Records from a data collection
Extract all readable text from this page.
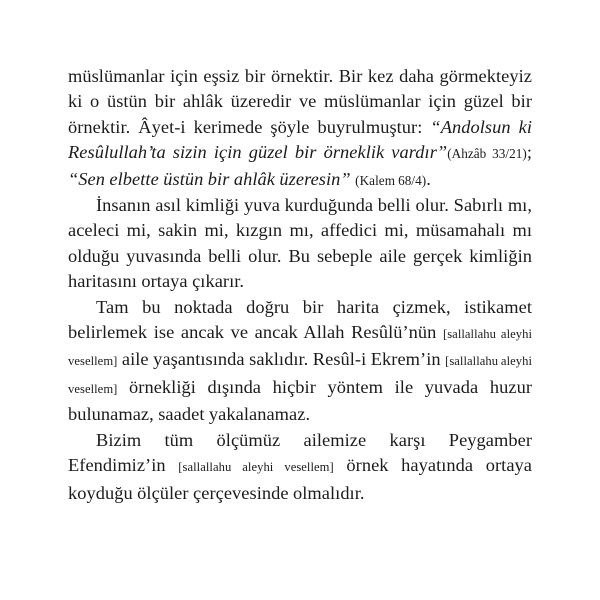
müslümanlar için eşsiz bir örnektir. Bir kez daha görmekteyiz ki o üstün bir ahlâk üzeredir ve müslümanlar için güzel bir örnektir. Âyet-i kerimede şöyle buyrulmuştur: “Andolsun ki Resûlullah’ta sizin için güzel bir örneklik vardır”(Ahzâb 33/21); “Sen elbette üstün bir ahlâk üzeresin” (Kalem 68/4).

İnsanın asıl kimliği yuva kurduğunda belli olur. Sabırlı mı, aceleci mi, sakin mi, kızgın mı, affedici mi, müsamahalı mı olduğu yuvasında belli olur. Bu sebeple aile gerçek kimliğin haritasını ortaya çıkarır.

Tam bu noktada doğru bir harita çizmek, istikamet belirlemek ise ancak ve ancak Allah Resûlü’nün [sallallahu aleyhi vesellem] aile yaşantısında saklıdır. Resûl-i Ekrem’in [sallallahu aleyhi vesellem] örnekliği dışında hiçbir yöntem ile yuvada huzur bulunamaz, saadet yakalanamaz.

Bizim tüm ölçümüz ailemize karşı Peygamber Efendimiz’in [sallallahu aleyhi vesellem] örnek hayatında ortaya koyduğu ölçüler çerçevesinde olmalıdır.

* **Work required**:
Identify and extract each line of the listing that contains "ortaya".

* **Complete response**:
İnsanın asıl kimliği yuva kurduğunda belli olur. Sabırlı mı, aceleci mi, sakin mi, kızgın mı, affedici mi, müsamahalı mı olduğu yuvasında belli olur. Bu sebeple aile gerçek kimliğin haritasını ortaya çıkarır.
Bizim tüm ölçümüz ailemize karşı Peygamber Efendimiz’in [sallallahu aleyhi vesellem] örnek hayatında ortaya koyduğu ölçüler çerçevesinde olmalıdır.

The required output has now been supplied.